> **Raw data**:

# # # #

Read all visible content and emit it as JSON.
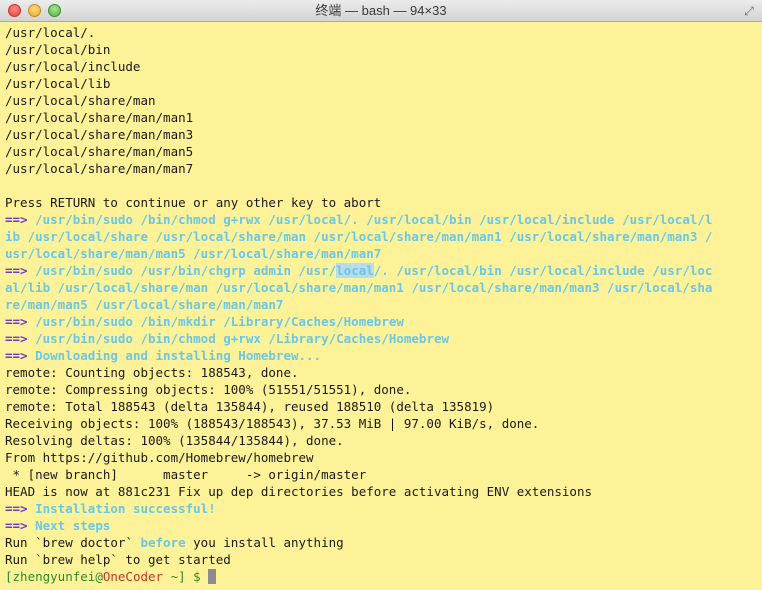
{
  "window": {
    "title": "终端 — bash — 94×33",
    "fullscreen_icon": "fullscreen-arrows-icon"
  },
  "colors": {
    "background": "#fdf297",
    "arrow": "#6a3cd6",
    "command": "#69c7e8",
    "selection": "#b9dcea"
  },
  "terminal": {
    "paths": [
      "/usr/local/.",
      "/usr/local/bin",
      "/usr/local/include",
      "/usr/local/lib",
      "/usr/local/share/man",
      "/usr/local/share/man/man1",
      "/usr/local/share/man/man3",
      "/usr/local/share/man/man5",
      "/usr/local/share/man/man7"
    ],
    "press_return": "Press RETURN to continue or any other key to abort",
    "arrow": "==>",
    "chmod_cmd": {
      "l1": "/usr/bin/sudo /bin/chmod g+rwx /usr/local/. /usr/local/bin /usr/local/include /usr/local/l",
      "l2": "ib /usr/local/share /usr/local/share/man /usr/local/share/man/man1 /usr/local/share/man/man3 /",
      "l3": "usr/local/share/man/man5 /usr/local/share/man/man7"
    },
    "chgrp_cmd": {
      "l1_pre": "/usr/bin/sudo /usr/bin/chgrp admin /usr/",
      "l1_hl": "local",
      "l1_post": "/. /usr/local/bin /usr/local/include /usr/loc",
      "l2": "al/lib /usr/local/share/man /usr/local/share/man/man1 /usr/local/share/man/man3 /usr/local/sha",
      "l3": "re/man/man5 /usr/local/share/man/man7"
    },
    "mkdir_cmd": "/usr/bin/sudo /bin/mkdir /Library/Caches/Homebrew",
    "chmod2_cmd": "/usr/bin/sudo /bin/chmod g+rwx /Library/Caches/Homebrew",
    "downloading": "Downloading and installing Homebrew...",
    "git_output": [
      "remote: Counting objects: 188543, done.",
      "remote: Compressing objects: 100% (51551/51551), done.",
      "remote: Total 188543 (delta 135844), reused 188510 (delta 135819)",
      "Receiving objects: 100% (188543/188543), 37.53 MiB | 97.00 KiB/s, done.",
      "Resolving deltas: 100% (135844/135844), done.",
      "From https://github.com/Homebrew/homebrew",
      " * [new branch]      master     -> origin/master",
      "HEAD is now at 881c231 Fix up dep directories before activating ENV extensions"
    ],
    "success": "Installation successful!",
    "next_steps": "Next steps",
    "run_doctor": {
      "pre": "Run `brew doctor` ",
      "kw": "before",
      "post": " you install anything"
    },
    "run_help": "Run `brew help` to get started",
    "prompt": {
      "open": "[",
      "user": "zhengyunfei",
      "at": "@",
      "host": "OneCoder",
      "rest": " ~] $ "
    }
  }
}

# # # #

> **Required task**:
Where a line above contains the word "done", copy that line.

> **Task result**:
      "remote: Counting objects: 188543, done.",
      "remote: Compressing objects: 100% (51551/51551), done.",
      "Receiving objects: 100% (188543/188543), 37.53 MiB | 97.00 KiB/s, done.",
      "Resolving deltas: 100% (135844/135844), done.",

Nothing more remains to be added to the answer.